===== INFORMATION PROVIDED =====

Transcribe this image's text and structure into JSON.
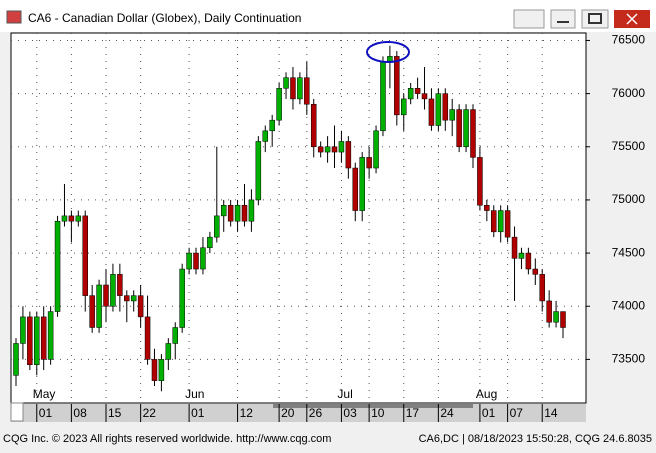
{
  "window_title": "CA6 - Canadian Dollar (Globex), Daily Continuation",
  "footer_left": "CQG Inc. © 2023 All rights reserved worldwide. http://www.cqg.com",
  "footer_right": "CA6,DC | 08/18/2023 15:50:28, CQG 24.6.8035",
  "chart_data": {
    "type": "candlestick",
    "categories": [
      null,
      null,
      null,
      "01",
      null,
      null,
      null,
      null,
      "08",
      null,
      null,
      null,
      null,
      "15",
      null,
      null,
      null,
      null,
      "22",
      null,
      null,
      null,
      null,
      null,
      null,
      "01",
      null,
      null,
      null,
      null,
      null,
      null,
      "12",
      null,
      null,
      null,
      null,
      null,
      "20",
      null,
      null,
      null,
      "26",
      null,
      null,
      null,
      null,
      "03",
      null,
      null,
      null,
      "10",
      null,
      null,
      null,
      null,
      "17",
      null,
      null,
      null,
      null,
      "24",
      null,
      null,
      null,
      null,
      null,
      "01",
      null,
      null,
      null,
      "07",
      null,
      null,
      null,
      null,
      "14",
      null,
      null,
      null
    ],
    "months": [
      null,
      null,
      null,
      "May",
      null,
      null,
      null,
      null,
      null,
      null,
      null,
      null,
      null,
      null,
      null,
      null,
      null,
      null,
      null,
      null,
      null,
      null,
      null,
      null,
      null,
      "Jun",
      null,
      null,
      null,
      null,
      null,
      null,
      null,
      null,
      null,
      null,
      null,
      null,
      null,
      null,
      null,
      null,
      null,
      null,
      null,
      null,
      null,
      "Jul",
      null,
      null,
      null,
      null,
      null,
      null,
      null,
      null,
      null,
      null,
      null,
      null,
      null,
      null,
      null,
      null,
      null,
      null,
      null,
      "Aug",
      null,
      null,
      null,
      null,
      null,
      null,
      null,
      null,
      null,
      null,
      null,
      null
    ],
    "open": [
      73350,
      73650,
      73900,
      73450,
      73900,
      73500,
      73950,
      74800,
      74850,
      74800,
      74850,
      74100,
      73800,
      74200,
      74000,
      74300,
      74100,
      74050,
      74100,
      73900,
      73500,
      73300,
      73500,
      73650,
      73800,
      74350,
      74500,
      74350,
      74550,
      74650,
      74850,
      74950,
      74800,
      74950,
      74800,
      75000,
      75550,
      75650,
      75750,
      76050,
      76150,
      75950,
      76150,
      75900,
      75500,
      75450,
      75500,
      75450,
      75550,
      75300,
      74900,
      75400,
      75300,
      75650,
      76300,
      76350,
      75800,
      75950,
      76050,
      76000,
      75950,
      75700,
      76000,
      75750,
      75850,
      75500,
      75850,
      75400,
      74950,
      74900,
      74700,
      74900,
      74650,
      74450,
      74500,
      74350,
      74300,
      74050,
      73850,
      73950
    ],
    "high": [
      73700,
      74000,
      73950,
      73950,
      74000,
      74000,
      74850,
      75150,
      74900,
      74900,
      74900,
      74200,
      74250,
      74350,
      74400,
      74400,
      74150,
      74150,
      74200,
      74100,
      73600,
      73550,
      73700,
      73850,
      74400,
      74550,
      74550,
      74650,
      74700,
      75500,
      75000,
      75000,
      75000,
      75150,
      75100,
      75600,
      75700,
      75800,
      76100,
      76200,
      76250,
      76200,
      76300,
      75950,
      75550,
      75600,
      75700,
      75650,
      75600,
      75350,
      75450,
      75500,
      75700,
      76350,
      76450,
      76400,
      76000,
      76100,
      76150,
      76250,
      76050,
      76050,
      76050,
      75950,
      75900,
      75900,
      75900,
      75500,
      75000,
      74950,
      74950,
      74950,
      74750,
      74550,
      74550,
      74450,
      74350,
      74150,
      74050,
      73950
    ],
    "low": [
      73250,
      73500,
      73400,
      73350,
      73400,
      73450,
      73900,
      74750,
      74600,
      74750,
      73950,
      73750,
      73750,
      73850,
      73950,
      73950,
      73850,
      73950,
      73800,
      73450,
      73250,
      73200,
      73400,
      73500,
      73750,
      74300,
      74300,
      74300,
      74500,
      74600,
      74700,
      74750,
      74700,
      74750,
      74700,
      74950,
      75450,
      75500,
      75700,
      75950,
      75850,
      75900,
      75800,
      75400,
      75400,
      75350,
      75300,
      75350,
      75200,
      74800,
      74800,
      75200,
      75250,
      75600,
      76050,
      75700,
      75650,
      75900,
      75950,
      75850,
      75650,
      75650,
      75650,
      75600,
      75450,
      75450,
      75300,
      74900,
      74800,
      74650,
      74600,
      74600,
      74050,
      74350,
      74300,
      74200,
      73950,
      73800,
      73800,
      73700
    ],
    "close": [
      73650,
      73900,
      73450,
      73900,
      73500,
      73950,
      74800,
      74850,
      74800,
      74850,
      74100,
      73800,
      74200,
      74000,
      74300,
      74100,
      74050,
      74100,
      73900,
      73500,
      73300,
      73500,
      73650,
      73800,
      74350,
      74500,
      74350,
      74550,
      74650,
      74850,
      74950,
      74800,
      74950,
      74800,
      75000,
      75550,
      75650,
      75750,
      76050,
      76150,
      75950,
      76150,
      75900,
      75500,
      75450,
      75500,
      75450,
      75550,
      75300,
      74900,
      75400,
      75300,
      75650,
      76300,
      76350,
      75800,
      75950,
      76050,
      76000,
      75950,
      75700,
      76000,
      75750,
      75850,
      75500,
      75850,
      75400,
      74950,
      74900,
      74700,
      74900,
      74650,
      74450,
      74500,
      74350,
      74300,
      74050,
      73850,
      73950,
      73800
    ],
    "up_color": "#00b000",
    "down_color": "#b00000",
    "ylim": [
      73090,
      76570
    ],
    "yticks": [
      73500,
      74000,
      74500,
      75000,
      75500,
      76000,
      76500
    ],
    "grid": true
  }
}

=====

Make an exact copy of all entries above, dropping the images.

▶ RESPONSE TO THE TASK
Transcribe this image's text and structure into JSON.
{
  "window_title": "CA6 - Canadian Dollar (Globex), Daily Continuation",
  "footer_left": "CQG Inc. © 2023 All rights reserved worldwide. http://www.cqg.com",
  "footer_right": "CA6,DC | 08/18/2023 15:50:28, CQG 24.6.8035",
  "chart_data": {
    "type": "candlestick",
    "categories": [
      null,
      null,
      null,
      "01",
      null,
      null,
      null,
      null,
      "08",
      null,
      null,
      null,
      null,
      "15",
      null,
      null,
      null,
      null,
      "22",
      null,
      null,
      null,
      null,
      null,
      null,
      "01",
      null,
      null,
      null,
      null,
      null,
      null,
      "12",
      null,
      null,
      null,
      null,
      null,
      "20",
      null,
      null,
      null,
      "26",
      null,
      null,
      null,
      null,
      "03",
      null,
      null,
      null,
      "10",
      null,
      null,
      null,
      null,
      "17",
      null,
      null,
      null,
      null,
      "24",
      null,
      null,
      null,
      null,
      null,
      "01",
      null,
      null,
      null,
      "07",
      null,
      null,
      null,
      null,
      "14",
      null,
      null,
      null
    ],
    "months": [
      null,
      null,
      null,
      "May",
      null,
      null,
      null,
      null,
      null,
      null,
      null,
      null,
      null,
      null,
      null,
      null,
      null,
      null,
      null,
      null,
      null,
      null,
      null,
      null,
      null,
      "Jun",
      null,
      null,
      null,
      null,
      null,
      null,
      null,
      null,
      null,
      null,
      null,
      null,
      null,
      null,
      null,
      null,
      null,
      null,
      null,
      null,
      null,
      "Jul",
      null,
      null,
      null,
      null,
      null,
      null,
      null,
      null,
      null,
      null,
      null,
      null,
      null,
      null,
      null,
      null,
      null,
      null,
      null,
      "Aug",
      null,
      null,
      null,
      null,
      null,
      null,
      null,
      null,
      null,
      null,
      null,
      null
    ],
    "open": [
      73350,
      73650,
      73900,
      73450,
      73900,
      73500,
      73950,
      74800,
      74850,
      74800,
      74850,
      74100,
      73800,
      74200,
      74000,
      74300,
      74100,
      74050,
      74100,
      73900,
      73500,
      73300,
      73500,
      73650,
      73800,
      74350,
      74500,
      74350,
      74550,
      74650,
      74850,
      74950,
      74800,
      74950,
      74800,
      75000,
      75550,
      75650,
      75750,
      76050,
      76150,
      75950,
      76150,
      75900,
      75500,
      75450,
      75500,
      75450,
      75550,
      75300,
      74900,
      75400,
      75300,
      75650,
      76300,
      76350,
      75800,
      75950,
      76050,
      76000,
      75950,
      75700,
      76000,
      75750,
      75850,
      75500,
      75850,
      75400,
      74950,
      74900,
      74700,
      74900,
      74650,
      74450,
      74500,
      74350,
      74300,
      74050,
      73850,
      73950
    ],
    "high": [
      73700,
      74000,
      73950,
      73950,
      74000,
      74000,
      74850,
      75150,
      74900,
      74900,
      74900,
      74200,
      74250,
      74350,
      74400,
      74400,
      74150,
      74150,
      74200,
      74100,
      73600,
      73550,
      73700,
      73850,
      74400,
      74550,
      74550,
      74650,
      74700,
      75500,
      75000,
      75000,
      75000,
      75150,
      75100,
      75600,
      75700,
      75800,
      76100,
      76200,
      76250,
      76200,
      76300,
      75950,
      75550,
      75600,
      75700,
      75650,
      75600,
      75350,
      75450,
      75500,
      75700,
      76350,
      76450,
      76400,
      76000,
      76100,
      76150,
      76250,
      76050,
      76050,
      76050,
      75950,
      75900,
      75900,
      75900,
      75500,
      75000,
      74950,
      74950,
      74950,
      74750,
      74550,
      74550,
      74450,
      74350,
      74150,
      74050,
      73950
    ],
    "low": [
      73250,
      73500,
      73400,
      73350,
      73400,
      73450,
      73900,
      74750,
      74600,
      74750,
      73950,
      73750,
      73750,
      73850,
      73950,
      73950,
      73850,
      73950,
      73800,
      73450,
      73250,
      73200,
      73400,
      73500,
      73750,
      74300,
      74300,
      74300,
      74500,
      74600,
      74700,
      74750,
      74700,
      74750,
      74700,
      74950,
      75450,
      75500,
      75700,
      75950,
      75850,
      75900,
      75800,
      75400,
      75400,
      75350,
      75300,
      75350,
      75200,
      74800,
      74800,
      75200,
      75250,
      75600,
      76050,
      75700,
      75650,
      75900,
      75950,
      75850,
      75650,
      75650,
      75650,
      75600,
      75450,
      75450,
      75300,
      74900,
      74800,
      74650,
      74600,
      74600,
      74050,
      74350,
      74300,
      74200,
      73950,
      73800,
      73800,
      73700
    ],
    "close": [
      73650,
      73900,
      73450,
      73900,
      73500,
      73950,
      74800,
      74850,
      74800,
      74850,
      74100,
      73800,
      74200,
      74000,
      74300,
      74100,
      74050,
      74100,
      73900,
      73500,
      73300,
      73500,
      73650,
      73800,
      74350,
      74500,
      74350,
      74550,
      74650,
      74850,
      74950,
      74800,
      74950,
      74800,
      75000,
      75550,
      75650,
      75750,
      76050,
      76150,
      75950,
      76150,
      75900,
      75500,
      75450,
      75500,
      75450,
      75550,
      75300,
      74900,
      75400,
      75300,
      75650,
      76300,
      76350,
      75800,
      75950,
      76050,
      76000,
      75950,
      75700,
      76000,
      75750,
      75850,
      75500,
      75850,
      75400,
      74950,
      74900,
      74700,
      74900,
      74650,
      74450,
      74500,
      74350,
      74300,
      74050,
      73850,
      73950,
      73800
    ],
    "up_color": "#00b000",
    "down_color": "#b00000",
    "ylim": [
      73090,
      76570
    ],
    "yticks": [
      73500,
      74000,
      74500,
      75000,
      75500,
      76000,
      76500
    ],
    "grid": true
  }
}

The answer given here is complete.